**INSTRUCTION:** Find the lines holding the string "مدينة" in the data, then copy all of them.

**SUPPLIED RECORDS:**
* * * * *
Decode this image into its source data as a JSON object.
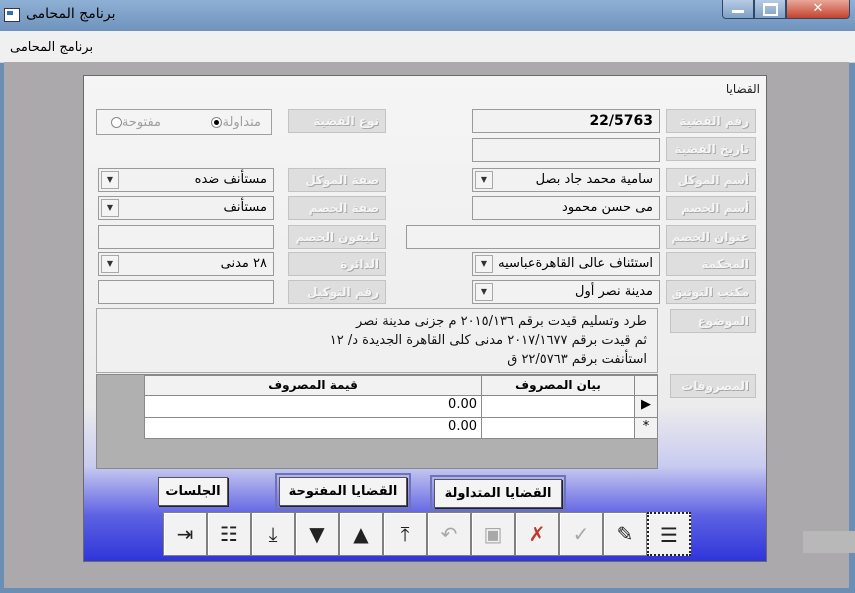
{
  "window": {
    "title": "برنامج المحامى"
  },
  "menu": {
    "items": [
      "برنامج المحامى"
    ]
  },
  "form": {
    "title": "القضايا",
    "labels": {
      "case_number": "رقم القضية",
      "case_date": "تاريخ القضية",
      "client_name": "أسم الموكل",
      "opponent_name": "أسم الخصم",
      "opponent_address": "عنوان الخصم",
      "court": "المحكمة",
      "notary_office": "مكتب التوثيق",
      "subject": "الموضوع",
      "expenses": "المصروفات",
      "case_type": "نوع القضية",
      "client_capacity": "صفة الموكل",
      "opponent_capacity": "صفة الخصم",
      "opponent_phone": "تليفون الخصم",
      "circuit": "الدائرة",
      "power_of_attorney_number": "رقم التوكيل"
    },
    "values": {
      "case_number": "22/5763",
      "case_date": "",
      "client_name": "سامية محمد جاد بصل",
      "opponent_name": "مى حسن محمود",
      "opponent_address": "",
      "court": "استئناف عالى القاهرةعباسيه",
      "notary_office": "مدينة نصر أول",
      "client_capacity": "مستأنف ضده",
      "opponent_capacity": "مستأنف",
      "opponent_phone": "",
      "circuit": "٢٨ مدنى",
      "power_of_attorney_number": ""
    },
    "case_type_options": [
      {
        "label": "متداولة",
        "selected": true
      },
      {
        "label": "مفتوحة",
        "selected": false
      }
    ],
    "subject_lines": [
      "طرد وتسليم قيدت برقم ٢٠١٥/١٣٦ م جزنى مدينة نصر",
      "ثم قيدت برقم ٢٠١٧/١٦٧٧ مدنى كلى القاهرة الجديدة د/ ١٢",
      "استأنفت برقم ٢٢/٥٧٦٣ ق"
    ],
    "expenses_grid": {
      "columns": [
        "بيان المصروف",
        "قيمة المصروف"
      ],
      "rows": [
        {
          "indicator": "▶",
          "description": "",
          "amount": "0.00"
        },
        {
          "indicator": "*",
          "description": "",
          "amount": "0.00"
        }
      ]
    }
  },
  "buttons": {
    "active_cases": "القضايا المتداولة",
    "open_cases": "القضايا المفتوحة",
    "sessions": "الجلسات"
  },
  "toolbar_icons": [
    "exit-icon",
    "list-icon",
    "last-record-icon",
    "next-record-icon",
    "previous-record-icon",
    "first-record-icon",
    "undo-icon",
    "save-icon",
    "delete-icon",
    "confirm-icon",
    "edit-icon",
    "new-record-icon"
  ]
}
* * * * *
**RESPONSE TO THE TASK:**
      "notary_office": "مدينة نصر أول",
      "طرد وتسليم قيدت برقم ٢٠١٥/١٣٦ م جزنى مدينة نصر",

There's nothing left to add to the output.